Find all lines in the records that include the word "Blast", and copy them out.
──────── DATA SHOWN ────────
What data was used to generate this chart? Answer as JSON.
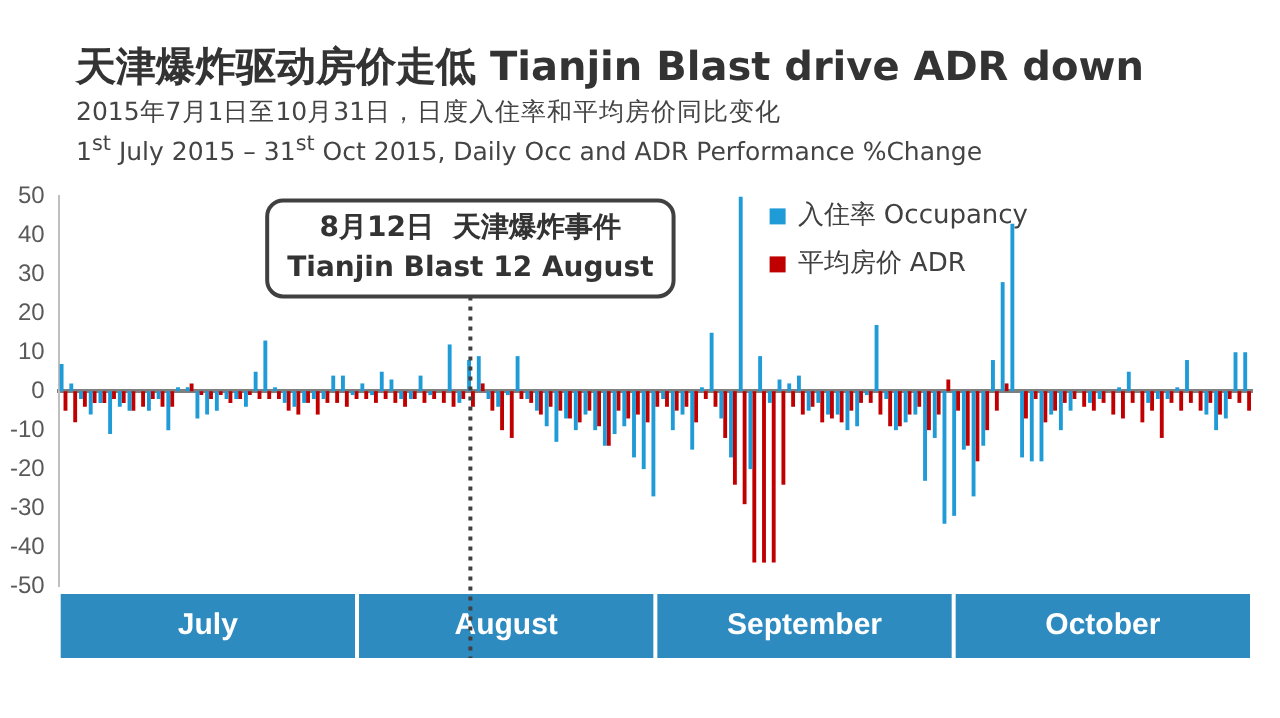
{
  "chart_data": {
    "type": "bar",
    "title": "天津爆炸驱动房价走低 Tianjin Blast drive ADR down",
    "subtitle": "2015年7月1日至10月31日，日度入住率和平均房价同比变化\n1$^{st}$ July 2015 – 31$^{st}$ Oct 2015, Daily Occ and ADR Performance %Change",
    "categories": [
      null,
      null,
      null,
      null,
      null,
      null,
      null,
      null,
      null,
      null,
      null,
      null,
      null,
      null,
      null,
      null,
      null,
      null,
      null,
      null,
      null,
      null,
      null,
      null,
      null,
      null,
      null,
      null,
      null,
      null,
      null,
      null,
      null,
      null,
      null,
      null,
      null,
      null,
      null,
      null,
      null,
      null,
      null,
      null,
      null,
      null,
      null,
      null,
      null,
      null,
      null,
      null,
      null,
      null,
      null,
      null,
      null,
      null,
      null,
      null,
      null,
      null,
      null,
      null,
      null,
      null,
      null,
      null,
      null,
      null,
      null,
      null,
      null,
      null,
      null,
      null,
      null,
      null,
      null,
      null,
      null,
      null,
      null,
      null,
      null,
      null,
      null,
      null,
      null,
      null,
      null,
      null,
      null,
      null,
      null,
      null,
      null,
      null,
      null,
      null,
      null,
      null,
      null,
      null,
      null,
      null,
      null,
      null,
      null,
      null,
      null,
      null,
      null,
      null,
      null,
      null,
      null,
      null,
      null,
      null,
      null,
      null,
      null
    ],
    "series": [
      {
        "name": "入住率 Occupancy",
        "color": "#1f9bd7",
        "values": [
          7,
          2,
          -2,
          -6,
          -3,
          -11,
          -4,
          -5,
          0,
          -5,
          -2,
          -10,
          1,
          1,
          -7,
          -6,
          -5,
          -2,
          -2,
          -4,
          5,
          13,
          1,
          -3,
          -4,
          -3,
          -2,
          -2,
          4,
          4,
          -1,
          2,
          -1,
          5,
          3,
          -2,
          -2,
          4,
          -1,
          0,
          12,
          -3,
          8,
          9,
          -2,
          -4,
          -1,
          9,
          -2,
          -5,
          -9,
          -13,
          -7,
          -10,
          -6,
          -10,
          -14,
          -11,
          -9,
          -17,
          -20,
          -27,
          -2,
          -10,
          -6,
          -15,
          1,
          15,
          -7,
          -17,
          50,
          -20,
          9,
          -3,
          3,
          2,
          4,
          -5,
          -3,
          -6,
          -6,
          -10,
          -9,
          -1,
          17,
          -2,
          -10,
          -8,
          -6,
          -23,
          -12,
          -34,
          -32,
          -15,
          -27,
          -14,
          8,
          28,
          43,
          -17,
          -18,
          -18,
          -6,
          -10,
          -5,
          0,
          -3,
          -2,
          0,
          1,
          5,
          0,
          -3,
          -2,
          -2,
          1,
          8,
          0,
          -6,
          -10,
          -7,
          10,
          10
        ]
      },
      {
        "name": "平均房价 ADR",
        "color": "#c00000",
        "values": [
          -5,
          -8,
          -4,
          -3,
          -3,
          -2,
          -3,
          -5,
          -4,
          -2,
          -4,
          -4,
          0,
          2,
          -1,
          -2,
          -1,
          -3,
          -2,
          -1,
          -2,
          -2,
          -2,
          -5,
          -6,
          -3,
          -6,
          -3,
          -3,
          -4,
          -2,
          -2,
          -3,
          -2,
          -3,
          -4,
          -2,
          -3,
          -2,
          -3,
          -4,
          -2,
          -4,
          2,
          -5,
          -10,
          -12,
          -2,
          -3,
          -6,
          -4,
          -5,
          -7,
          -8,
          -5,
          -9,
          -14,
          -5,
          -7,
          -6,
          -8,
          -4,
          -4,
          -5,
          -4,
          -8,
          -2,
          -4,
          -12,
          -24,
          -29,
          -44,
          -44,
          -44,
          -24,
          -4,
          -6,
          -4,
          -8,
          -7,
          -8,
          -5,
          -3,
          -3,
          -6,
          -9,
          -9,
          -6,
          -4,
          -10,
          -6,
          3,
          -5,
          -14,
          -18,
          -10,
          -5,
          2,
          0,
          -7,
          -2,
          -8,
          -5,
          -3,
          -2,
          -4,
          -5,
          -3,
          -6,
          -7,
          -3,
          -8,
          -5,
          -12,
          -3,
          -5,
          -3,
          -5,
          -3,
          -6,
          -2,
          -3,
          -5
        ]
      }
    ],
    "ylim": [
      -50,
      50
    ],
    "yticks": [
      -50,
      -40,
      -30,
      -20,
      -10,
      0,
      10,
      20,
      30,
      40,
      50
    ],
    "tick_labels": "y",
    "grid": false,
    "legend": "top right",
    "annotations": [
      "8月12日  天津爆炸事件\nTianjin Blast 12 August",
      "July",
      "August",
      "September",
      "October"
    ]
  }
}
────────
▶ [EXPECTED ANSWER]
    "title": "天津爆炸驱动房价走低 Tianjin Blast drive ADR down",
      "8月12日  天津爆炸事件\nTianjin Blast 12 August",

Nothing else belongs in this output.